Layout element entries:
▶
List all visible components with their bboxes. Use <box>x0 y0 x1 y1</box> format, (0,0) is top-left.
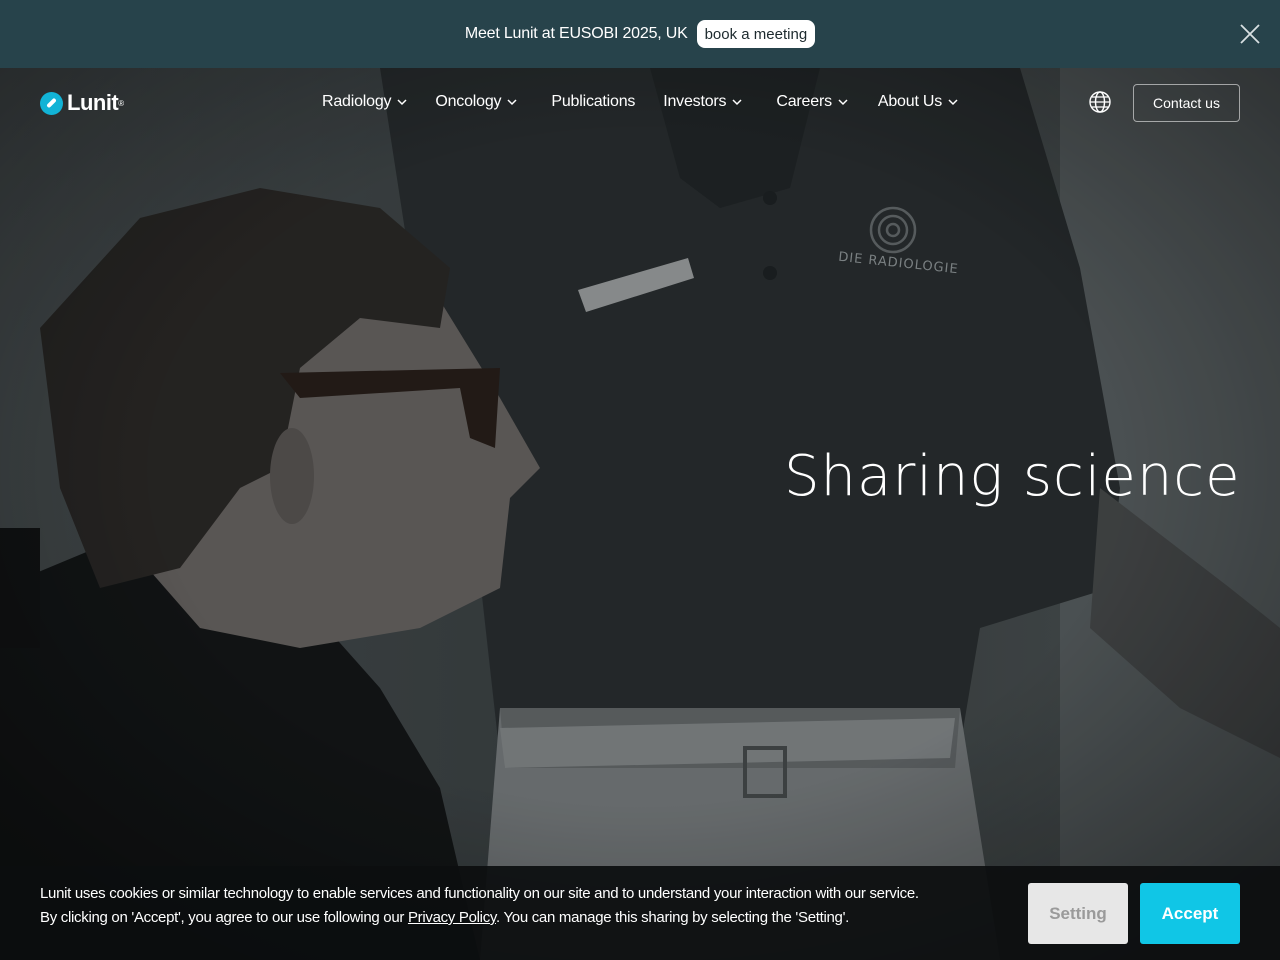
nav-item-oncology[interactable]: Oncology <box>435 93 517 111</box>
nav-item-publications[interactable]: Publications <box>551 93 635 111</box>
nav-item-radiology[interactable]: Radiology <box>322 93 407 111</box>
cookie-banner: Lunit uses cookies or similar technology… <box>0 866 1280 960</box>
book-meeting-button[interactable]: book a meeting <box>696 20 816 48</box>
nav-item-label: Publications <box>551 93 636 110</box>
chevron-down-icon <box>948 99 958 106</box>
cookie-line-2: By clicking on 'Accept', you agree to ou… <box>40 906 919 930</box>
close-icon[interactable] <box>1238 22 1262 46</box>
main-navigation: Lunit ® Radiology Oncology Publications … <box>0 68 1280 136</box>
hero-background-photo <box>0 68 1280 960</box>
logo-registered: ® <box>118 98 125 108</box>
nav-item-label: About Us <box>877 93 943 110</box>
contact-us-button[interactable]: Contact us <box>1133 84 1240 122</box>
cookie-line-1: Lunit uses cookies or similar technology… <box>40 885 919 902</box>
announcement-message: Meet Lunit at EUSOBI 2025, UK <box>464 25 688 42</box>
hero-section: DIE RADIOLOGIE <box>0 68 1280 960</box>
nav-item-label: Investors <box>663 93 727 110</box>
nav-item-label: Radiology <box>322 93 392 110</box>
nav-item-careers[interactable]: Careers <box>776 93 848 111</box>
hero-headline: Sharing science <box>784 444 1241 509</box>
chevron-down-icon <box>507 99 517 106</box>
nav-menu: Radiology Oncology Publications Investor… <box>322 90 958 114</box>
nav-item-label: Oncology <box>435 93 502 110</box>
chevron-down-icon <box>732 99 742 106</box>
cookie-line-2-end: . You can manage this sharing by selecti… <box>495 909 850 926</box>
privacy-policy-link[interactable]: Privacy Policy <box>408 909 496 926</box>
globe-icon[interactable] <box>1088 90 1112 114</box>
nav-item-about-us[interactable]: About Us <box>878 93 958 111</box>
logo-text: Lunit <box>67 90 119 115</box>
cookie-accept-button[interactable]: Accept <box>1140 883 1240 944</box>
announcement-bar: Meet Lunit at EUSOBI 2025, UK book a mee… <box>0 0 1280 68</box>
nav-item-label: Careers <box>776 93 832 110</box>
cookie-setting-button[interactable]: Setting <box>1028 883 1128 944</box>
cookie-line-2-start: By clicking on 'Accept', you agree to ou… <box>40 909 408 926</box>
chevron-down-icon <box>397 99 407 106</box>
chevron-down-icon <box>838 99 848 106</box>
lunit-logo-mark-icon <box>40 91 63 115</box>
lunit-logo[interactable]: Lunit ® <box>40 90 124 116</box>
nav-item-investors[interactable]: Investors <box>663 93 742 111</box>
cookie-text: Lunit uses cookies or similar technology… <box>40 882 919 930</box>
◀
Exercise instructions: Express the rows from the line containing "nav-item-oncology[interactable]: Oncology <box>435" through the line containing "nav-item-radiology[interactable]: Radiology <box>322" as a JSON list of strings, one string per line, leaving out blank lines.

Solution:
[
  "nav-item-oncology[interactable]: Oncology <box>435 93 517 111</box>",
  "nav-item-publications[interactable]: Publications <box>551 93 635 111</box>",
  "nav-item-radiology[interactable]: Radiology <box>322 93 407 111</box>"
]